===== Working data =====

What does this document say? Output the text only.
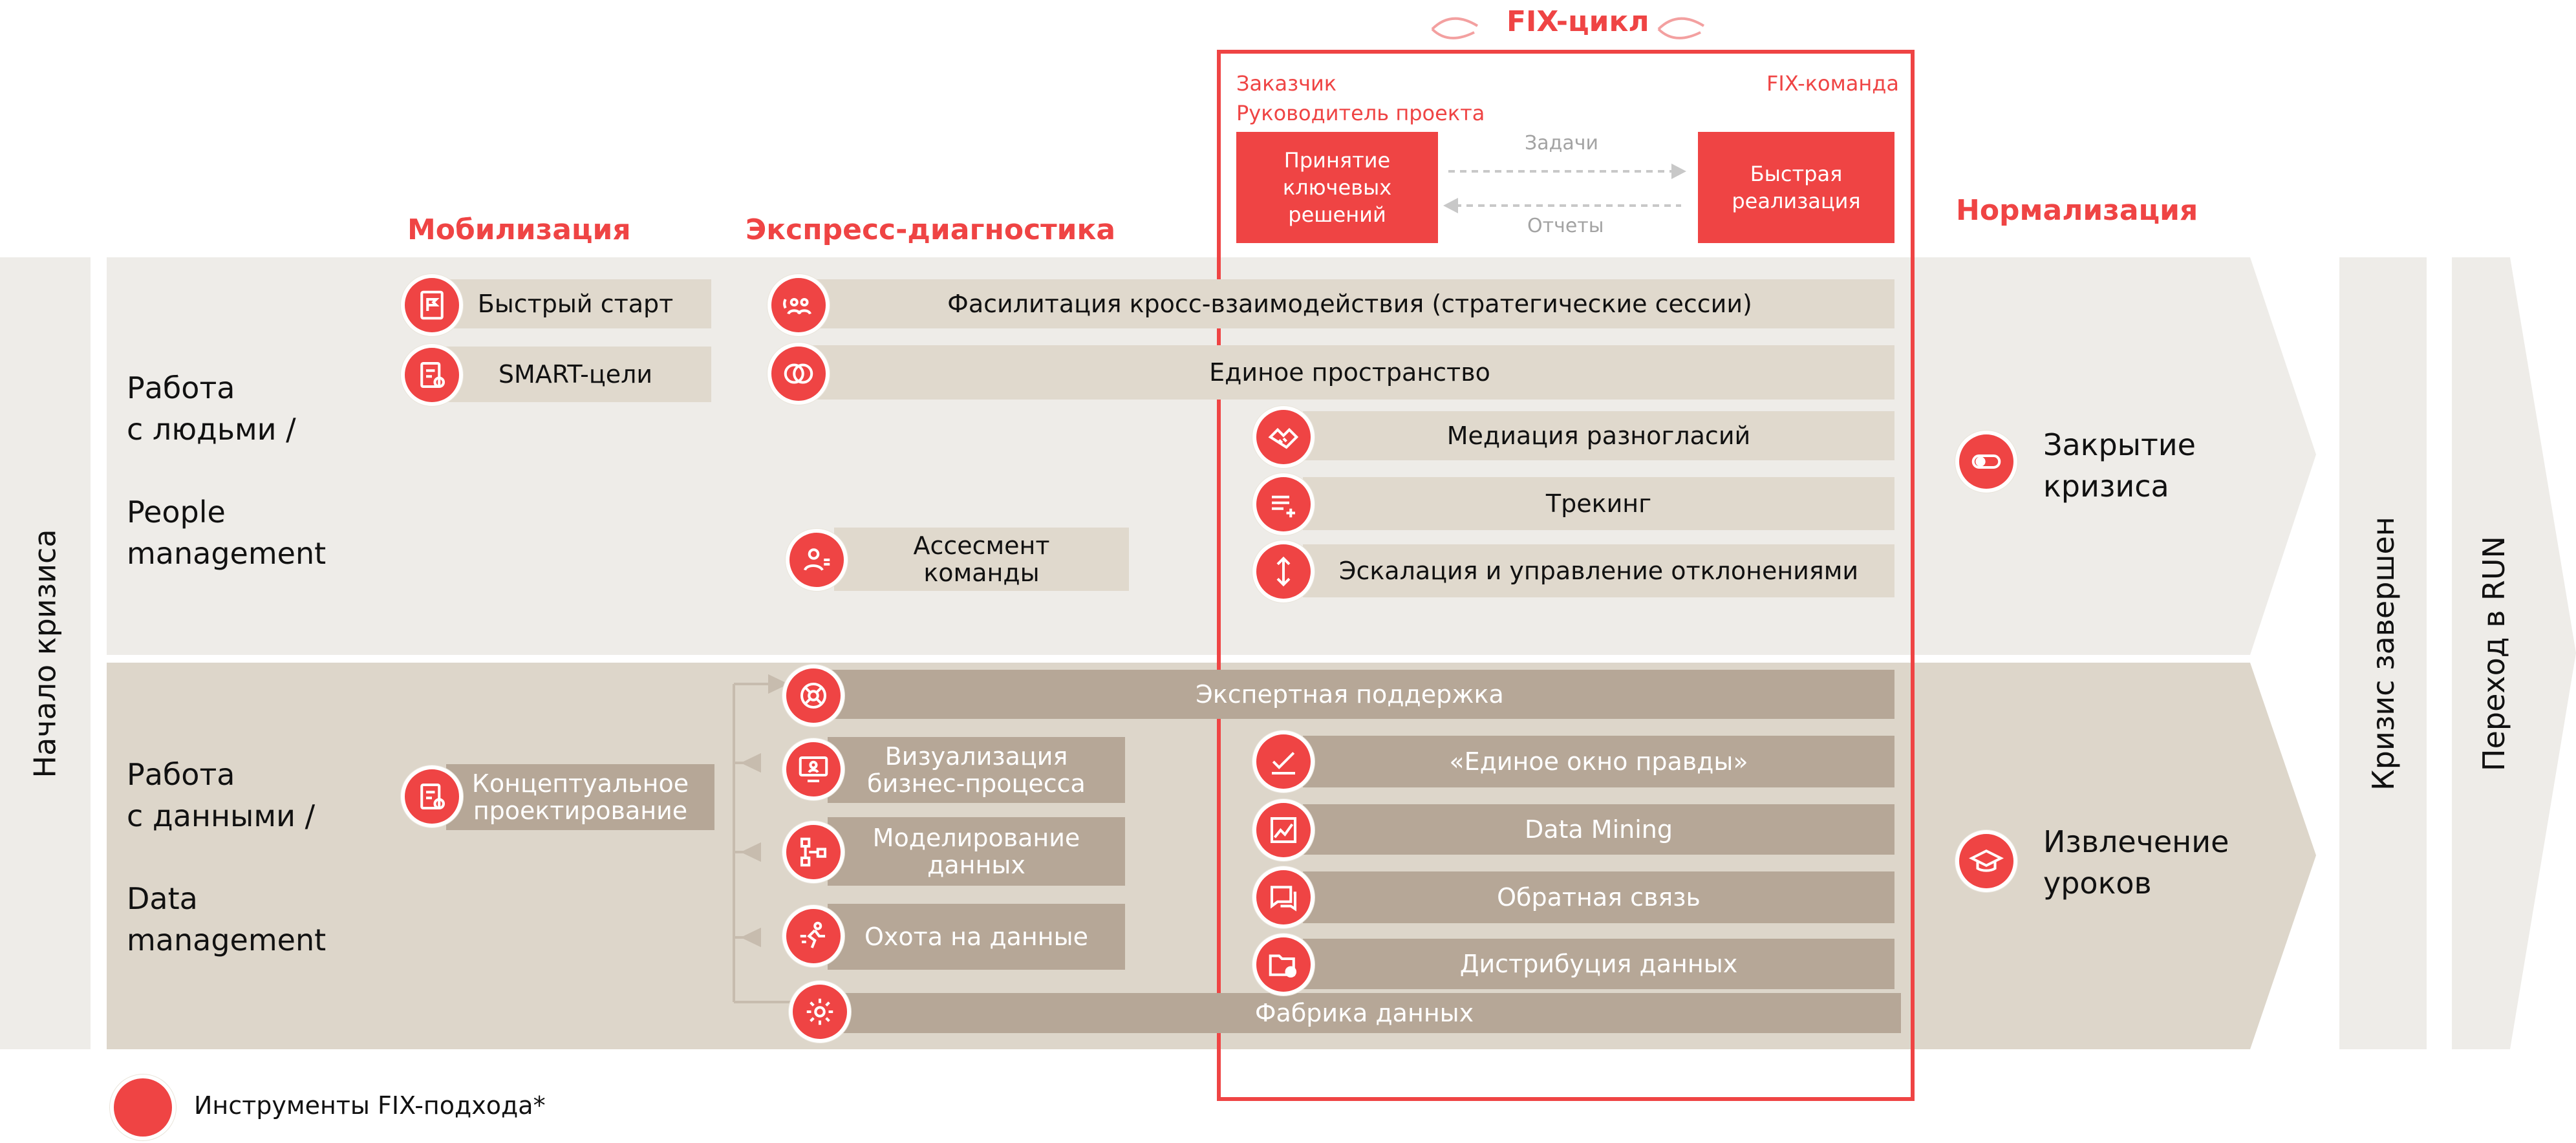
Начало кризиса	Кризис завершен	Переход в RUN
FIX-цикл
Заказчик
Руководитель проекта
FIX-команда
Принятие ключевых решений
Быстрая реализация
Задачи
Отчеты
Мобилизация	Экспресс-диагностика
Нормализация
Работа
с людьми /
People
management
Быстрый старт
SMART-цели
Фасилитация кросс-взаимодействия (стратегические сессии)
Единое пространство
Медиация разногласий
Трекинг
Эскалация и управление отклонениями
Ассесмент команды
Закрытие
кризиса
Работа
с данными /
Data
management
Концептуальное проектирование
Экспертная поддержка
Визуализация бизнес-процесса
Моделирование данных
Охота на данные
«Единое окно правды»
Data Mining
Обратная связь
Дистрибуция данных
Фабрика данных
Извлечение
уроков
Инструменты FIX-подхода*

=====
===== Working data =====

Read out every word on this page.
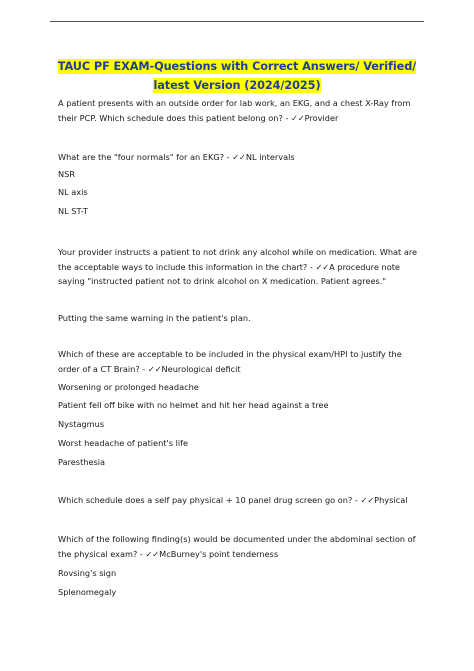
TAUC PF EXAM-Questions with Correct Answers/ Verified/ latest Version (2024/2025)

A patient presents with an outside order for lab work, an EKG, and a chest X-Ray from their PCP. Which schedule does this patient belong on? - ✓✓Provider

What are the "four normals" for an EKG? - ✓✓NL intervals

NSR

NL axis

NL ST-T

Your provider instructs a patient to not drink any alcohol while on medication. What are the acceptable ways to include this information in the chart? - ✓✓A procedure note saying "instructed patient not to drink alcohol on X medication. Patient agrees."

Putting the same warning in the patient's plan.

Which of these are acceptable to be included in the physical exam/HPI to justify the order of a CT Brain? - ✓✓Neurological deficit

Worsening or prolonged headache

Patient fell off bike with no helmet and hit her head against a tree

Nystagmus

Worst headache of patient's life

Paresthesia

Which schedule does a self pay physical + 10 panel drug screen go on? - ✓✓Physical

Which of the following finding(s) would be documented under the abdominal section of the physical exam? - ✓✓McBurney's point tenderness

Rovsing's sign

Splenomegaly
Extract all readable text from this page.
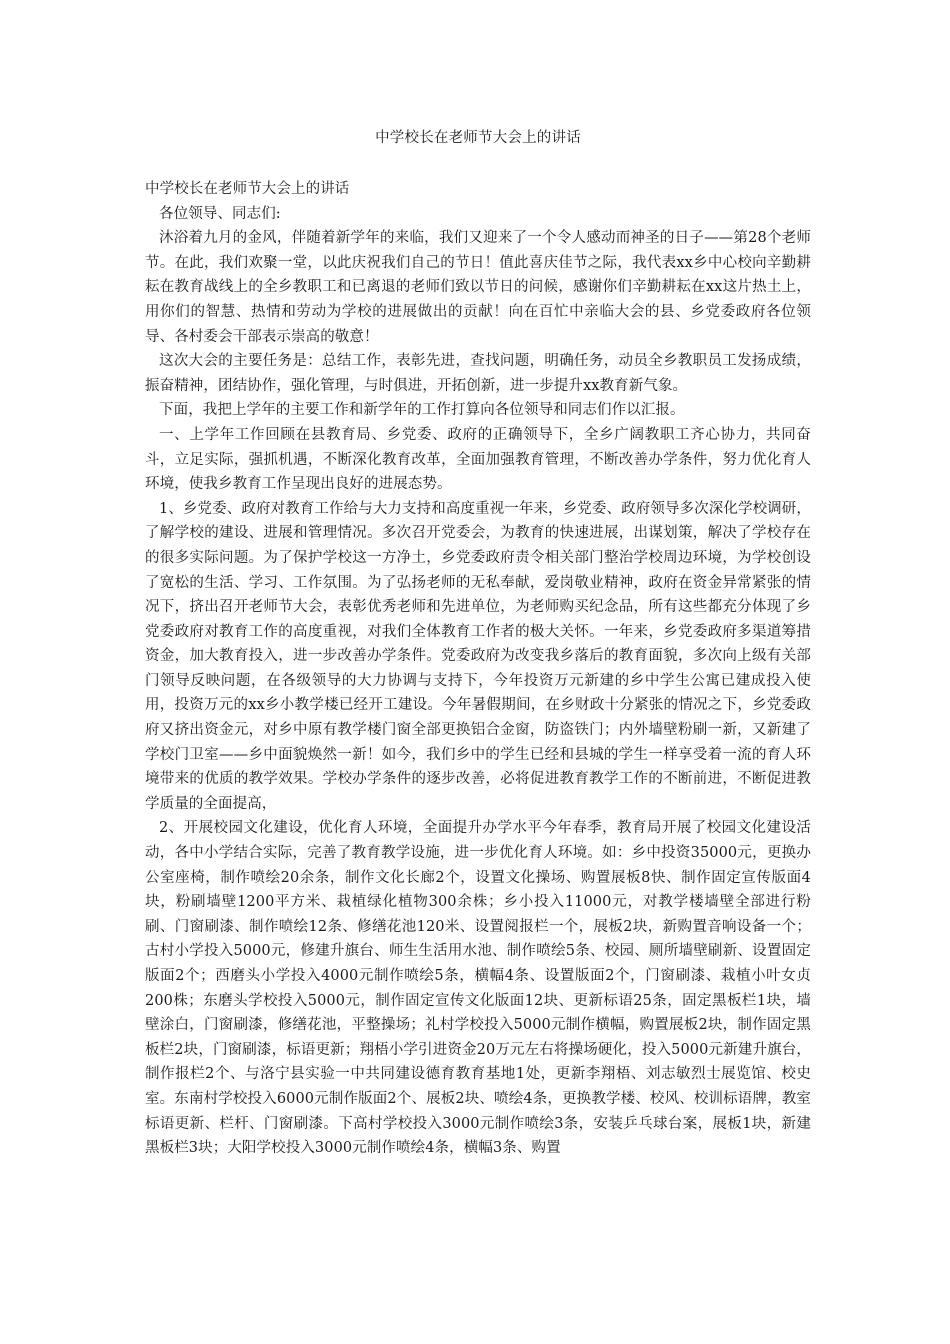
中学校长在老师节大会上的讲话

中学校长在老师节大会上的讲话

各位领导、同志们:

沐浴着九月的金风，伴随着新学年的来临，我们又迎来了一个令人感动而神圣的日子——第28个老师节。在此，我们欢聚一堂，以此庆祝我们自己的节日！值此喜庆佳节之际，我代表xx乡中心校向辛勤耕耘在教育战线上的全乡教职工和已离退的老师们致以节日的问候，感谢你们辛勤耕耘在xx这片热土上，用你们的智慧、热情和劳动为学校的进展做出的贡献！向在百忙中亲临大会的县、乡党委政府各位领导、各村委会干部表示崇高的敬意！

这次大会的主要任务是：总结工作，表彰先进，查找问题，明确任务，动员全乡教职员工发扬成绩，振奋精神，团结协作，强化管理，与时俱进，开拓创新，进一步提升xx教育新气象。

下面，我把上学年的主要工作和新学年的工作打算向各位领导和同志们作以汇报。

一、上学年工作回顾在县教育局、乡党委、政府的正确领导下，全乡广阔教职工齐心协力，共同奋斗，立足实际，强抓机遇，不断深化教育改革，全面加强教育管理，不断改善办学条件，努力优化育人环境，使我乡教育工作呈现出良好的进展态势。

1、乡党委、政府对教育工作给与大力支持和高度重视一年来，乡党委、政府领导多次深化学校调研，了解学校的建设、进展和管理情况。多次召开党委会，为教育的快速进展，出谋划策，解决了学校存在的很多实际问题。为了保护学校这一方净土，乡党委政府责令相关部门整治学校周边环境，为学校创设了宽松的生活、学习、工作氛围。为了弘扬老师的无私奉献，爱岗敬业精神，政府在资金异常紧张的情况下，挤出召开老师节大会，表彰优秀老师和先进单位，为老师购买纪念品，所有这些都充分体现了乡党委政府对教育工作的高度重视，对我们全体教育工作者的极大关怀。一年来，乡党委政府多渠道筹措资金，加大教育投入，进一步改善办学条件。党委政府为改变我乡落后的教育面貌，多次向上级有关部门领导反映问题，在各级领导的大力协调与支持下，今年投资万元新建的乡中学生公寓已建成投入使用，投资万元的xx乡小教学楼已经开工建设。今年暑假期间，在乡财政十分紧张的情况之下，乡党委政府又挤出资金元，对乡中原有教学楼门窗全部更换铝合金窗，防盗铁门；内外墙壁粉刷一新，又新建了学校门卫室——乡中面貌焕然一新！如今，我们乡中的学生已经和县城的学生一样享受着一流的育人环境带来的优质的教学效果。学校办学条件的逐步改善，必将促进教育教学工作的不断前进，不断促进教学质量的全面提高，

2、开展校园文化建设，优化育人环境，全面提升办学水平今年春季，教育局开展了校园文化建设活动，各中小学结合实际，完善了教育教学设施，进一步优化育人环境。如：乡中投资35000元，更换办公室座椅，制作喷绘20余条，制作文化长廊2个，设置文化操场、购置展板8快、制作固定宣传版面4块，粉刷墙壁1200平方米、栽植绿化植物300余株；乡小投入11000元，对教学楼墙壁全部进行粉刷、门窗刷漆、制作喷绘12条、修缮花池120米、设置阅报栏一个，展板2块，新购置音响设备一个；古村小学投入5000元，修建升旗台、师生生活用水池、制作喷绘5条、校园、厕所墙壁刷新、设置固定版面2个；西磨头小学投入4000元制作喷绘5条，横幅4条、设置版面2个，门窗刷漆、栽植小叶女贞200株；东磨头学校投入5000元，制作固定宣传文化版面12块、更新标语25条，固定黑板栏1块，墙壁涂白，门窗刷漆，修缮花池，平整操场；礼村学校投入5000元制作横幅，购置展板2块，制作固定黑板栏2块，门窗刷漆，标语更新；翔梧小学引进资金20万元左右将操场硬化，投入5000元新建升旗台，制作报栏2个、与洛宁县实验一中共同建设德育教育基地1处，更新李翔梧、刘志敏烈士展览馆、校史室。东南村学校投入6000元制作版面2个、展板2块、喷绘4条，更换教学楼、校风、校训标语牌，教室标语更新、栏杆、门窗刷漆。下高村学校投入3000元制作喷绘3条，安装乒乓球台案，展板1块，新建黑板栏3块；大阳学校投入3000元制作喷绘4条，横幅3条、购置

=====

## Stated goal
Copy every line above that includes the string "from".

## Task output
A patient presents with an outside order for lab work, an EKG, and a chest X-Ray from their PCP. Which schedule does this patient belong on? - ✓✓Provider
Extract all readable text from this page.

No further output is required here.